## start DATASET RECORDS

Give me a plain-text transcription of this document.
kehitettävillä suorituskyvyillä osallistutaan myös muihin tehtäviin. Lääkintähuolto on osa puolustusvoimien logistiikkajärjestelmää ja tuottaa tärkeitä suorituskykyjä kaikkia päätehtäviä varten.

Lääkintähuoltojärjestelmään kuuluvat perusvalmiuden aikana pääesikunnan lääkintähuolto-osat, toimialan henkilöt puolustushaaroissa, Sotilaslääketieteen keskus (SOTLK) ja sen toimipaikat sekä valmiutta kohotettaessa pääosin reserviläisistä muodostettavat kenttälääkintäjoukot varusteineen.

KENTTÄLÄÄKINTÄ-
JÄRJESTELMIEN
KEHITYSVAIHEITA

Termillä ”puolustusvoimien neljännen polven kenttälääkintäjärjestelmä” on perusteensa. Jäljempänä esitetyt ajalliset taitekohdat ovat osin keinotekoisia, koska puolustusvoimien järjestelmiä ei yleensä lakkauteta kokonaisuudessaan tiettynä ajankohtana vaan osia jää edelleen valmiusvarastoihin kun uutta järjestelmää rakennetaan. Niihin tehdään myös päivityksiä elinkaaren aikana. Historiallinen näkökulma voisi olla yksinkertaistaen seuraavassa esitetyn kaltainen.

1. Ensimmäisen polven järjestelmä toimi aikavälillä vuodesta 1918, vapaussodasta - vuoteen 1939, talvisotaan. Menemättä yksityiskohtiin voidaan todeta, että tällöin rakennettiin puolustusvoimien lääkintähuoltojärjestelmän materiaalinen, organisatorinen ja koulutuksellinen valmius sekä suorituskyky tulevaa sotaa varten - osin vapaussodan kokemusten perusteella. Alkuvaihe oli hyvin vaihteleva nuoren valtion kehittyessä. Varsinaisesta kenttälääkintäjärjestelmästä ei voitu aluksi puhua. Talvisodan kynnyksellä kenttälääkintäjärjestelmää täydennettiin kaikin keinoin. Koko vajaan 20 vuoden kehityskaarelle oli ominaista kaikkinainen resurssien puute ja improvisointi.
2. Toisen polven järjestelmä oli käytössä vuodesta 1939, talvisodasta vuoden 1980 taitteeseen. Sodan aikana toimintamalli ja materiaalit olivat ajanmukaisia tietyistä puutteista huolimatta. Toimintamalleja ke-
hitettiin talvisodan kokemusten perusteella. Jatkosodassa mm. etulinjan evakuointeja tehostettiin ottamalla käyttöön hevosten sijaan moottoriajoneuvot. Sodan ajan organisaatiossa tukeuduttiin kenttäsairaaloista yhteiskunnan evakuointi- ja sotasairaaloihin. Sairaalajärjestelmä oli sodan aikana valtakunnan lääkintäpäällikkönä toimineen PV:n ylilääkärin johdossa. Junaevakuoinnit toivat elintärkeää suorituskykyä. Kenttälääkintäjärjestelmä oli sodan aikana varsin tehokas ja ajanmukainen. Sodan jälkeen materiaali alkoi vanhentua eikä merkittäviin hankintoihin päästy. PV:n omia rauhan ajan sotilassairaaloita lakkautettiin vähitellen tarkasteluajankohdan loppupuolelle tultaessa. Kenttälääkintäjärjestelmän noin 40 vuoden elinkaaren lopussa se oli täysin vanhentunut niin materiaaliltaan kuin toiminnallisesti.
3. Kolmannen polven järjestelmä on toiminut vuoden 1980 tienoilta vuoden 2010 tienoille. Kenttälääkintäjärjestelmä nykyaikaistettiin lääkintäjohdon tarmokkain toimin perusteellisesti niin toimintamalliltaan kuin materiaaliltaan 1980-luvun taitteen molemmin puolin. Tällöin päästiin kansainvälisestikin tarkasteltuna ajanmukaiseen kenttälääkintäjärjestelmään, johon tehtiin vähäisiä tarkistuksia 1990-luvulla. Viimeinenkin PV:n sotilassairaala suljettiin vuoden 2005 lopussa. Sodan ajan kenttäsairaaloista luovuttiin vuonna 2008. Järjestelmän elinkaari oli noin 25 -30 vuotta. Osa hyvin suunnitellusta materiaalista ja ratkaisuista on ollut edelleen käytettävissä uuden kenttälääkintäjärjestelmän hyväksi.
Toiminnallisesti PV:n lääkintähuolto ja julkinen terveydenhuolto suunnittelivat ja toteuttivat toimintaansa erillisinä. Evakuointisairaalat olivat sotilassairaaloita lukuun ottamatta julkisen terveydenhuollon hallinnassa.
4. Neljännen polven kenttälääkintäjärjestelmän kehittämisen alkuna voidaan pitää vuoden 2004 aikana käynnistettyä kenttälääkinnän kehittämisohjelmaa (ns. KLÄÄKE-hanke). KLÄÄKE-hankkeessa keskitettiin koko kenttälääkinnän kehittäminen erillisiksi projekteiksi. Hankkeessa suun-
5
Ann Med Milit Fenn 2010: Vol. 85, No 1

## end DATASET RECORDS

TASK DIRECTIONS =
Where does the word "olivat" appear? Return each line that holds it.

OUTPUT BELOW =
2. Toisen polven järjestelmä oli käytössä vuodesta 1939, talvisodasta vuoden 1980 taitteeseen. Sodan aikana toimintamalli ja materiaalit olivat ajanmukaisia tietyistä puutteista huolimatta. Toimintamalleja ke-
Toiminnallisesti PV:n lääkintähuolto ja julkinen terveydenhuolto suunnittelivat ja toteuttivat toimintaansa erillisinä. Evakuointisairaalat olivat sotilassairaaloita lukuun ottamatta julkisen terveydenhuollon hallinnassa.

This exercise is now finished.